Turn the listing below into a JSON array of strings, with one string for each line and no blank lines.

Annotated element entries
· · ·

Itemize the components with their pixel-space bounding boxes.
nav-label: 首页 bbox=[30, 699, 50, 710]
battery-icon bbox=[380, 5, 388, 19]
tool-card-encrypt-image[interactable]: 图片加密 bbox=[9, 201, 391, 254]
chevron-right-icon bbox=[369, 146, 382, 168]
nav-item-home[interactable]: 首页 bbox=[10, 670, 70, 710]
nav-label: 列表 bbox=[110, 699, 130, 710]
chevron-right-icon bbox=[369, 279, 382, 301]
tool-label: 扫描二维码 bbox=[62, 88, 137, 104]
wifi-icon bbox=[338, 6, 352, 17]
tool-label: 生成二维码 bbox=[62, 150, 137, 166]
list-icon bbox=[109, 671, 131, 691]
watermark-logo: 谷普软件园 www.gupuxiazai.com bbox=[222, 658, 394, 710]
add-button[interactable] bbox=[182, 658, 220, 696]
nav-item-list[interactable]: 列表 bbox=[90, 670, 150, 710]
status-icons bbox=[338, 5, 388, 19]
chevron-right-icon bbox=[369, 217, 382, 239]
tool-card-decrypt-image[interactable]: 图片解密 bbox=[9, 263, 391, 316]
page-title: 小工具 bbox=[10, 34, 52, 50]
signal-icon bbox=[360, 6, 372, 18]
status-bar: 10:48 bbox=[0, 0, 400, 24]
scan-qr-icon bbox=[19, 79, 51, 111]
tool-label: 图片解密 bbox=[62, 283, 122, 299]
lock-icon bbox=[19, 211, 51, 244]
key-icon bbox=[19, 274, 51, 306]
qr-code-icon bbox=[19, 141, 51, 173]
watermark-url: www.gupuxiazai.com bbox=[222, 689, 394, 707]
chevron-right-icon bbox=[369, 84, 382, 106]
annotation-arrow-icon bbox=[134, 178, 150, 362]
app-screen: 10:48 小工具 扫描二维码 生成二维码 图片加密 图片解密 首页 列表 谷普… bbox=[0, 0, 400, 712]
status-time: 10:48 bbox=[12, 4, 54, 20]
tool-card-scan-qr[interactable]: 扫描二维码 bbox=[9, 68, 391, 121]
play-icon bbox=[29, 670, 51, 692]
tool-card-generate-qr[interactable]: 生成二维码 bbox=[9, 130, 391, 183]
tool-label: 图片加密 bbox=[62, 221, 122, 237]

· · ·

→ **Exercise solution**
[
  "Itemize the components with their pixel-space bounding boxes.",
  "nav-label: 首页 bbox=[30, 699, 50, 710]",
  "battery-icon bbox=[380, 5, 388, 19]",
  "tool-card-encrypt-image[interactable]: 图片加密 bbox=[9, 201, 391, 254]",
  "chevron-right-icon bbox=[369, 146, 382, 168]",
  "nav-item-home[interactable]: 首页 bbox=[10, 670, 70, 710]",
  "nav-label: 列表 bbox=[110, 699, 130, 710]",
  "chevron-right-icon bbox=[369, 279, 382, 301]",
  "tool-label: 扫描二维码 bbox=[62, 88, 137, 104]",
  "wifi-icon bbox=[338, 6, 352, 17]",
  "tool-label: 生成二维码 bbox=[62, 150, 137, 166]",
  "list-icon bbox=[109, 671, 131, 691]",
  "watermark-logo: 谷普软件园 www.gupuxiazai.com bbox=[222, 658, 394, 710]",
  "add-button[interactable] bbox=[182, 658, 220, 696]",
  "nav-item-list[interactable]: 列表 bbox=[90, 670, 150, 710]",
  "status-icons bbox=[338, 5, 388, 19]",
  "chevron-right-icon bbox=[369, 217, 382, 239]",
  "tool-card-decrypt-image[interactable]: 图片解密 bbox=[9, 263, 391, 316]",
  "page-title: 小工具 bbox=[10, 34, 52, 50]",
  "signal-icon bbox=[360, 6, 372, 18]",
  "status-bar: 10:48 bbox=[0, 0, 400, 24]",
  "scan-qr-icon bbox=[19, 79, 51, 111]",
  "tool-label: 图片解密 bbox=[62, 283, 122, 299]",
  "lock-icon bbox=[19, 211, 51, 244]",
  "key-icon bbox=[19, 274, 51, 306]",
  "qr-code-icon bbox=[19, 141, 51, 173]",
  "watermark-url: www.gupuxiazai.com bbox=[222, 689, 394, 707]",
  "chevron-right-icon bbox=[369, 84, 382, 106]",
  "annotation-arrow-icon bbox=[134, 178, 150, 362]",
  "app-screen: 10:48 小工具 扫描二维码 生成二维码 图片加密 图片解密 首页 列表 谷普… bbox=[0, 0, 400, 712]",
  "status-time: 10:48 bbox=[12, 4, 54, 20]",
  "tool-card-scan-qr[interactable]: 扫描二维码 bbox=[9, 68, 391, 121]",
  "play-icon bbox=[29, 670, 51, 692]",
  "tool-card-generate-qr[interactable]: 生成二维码 bbox=[9, 130, 391, 183]",
  "tool-label: 图片加密 bbox=[62, 221, 122, 237]"
]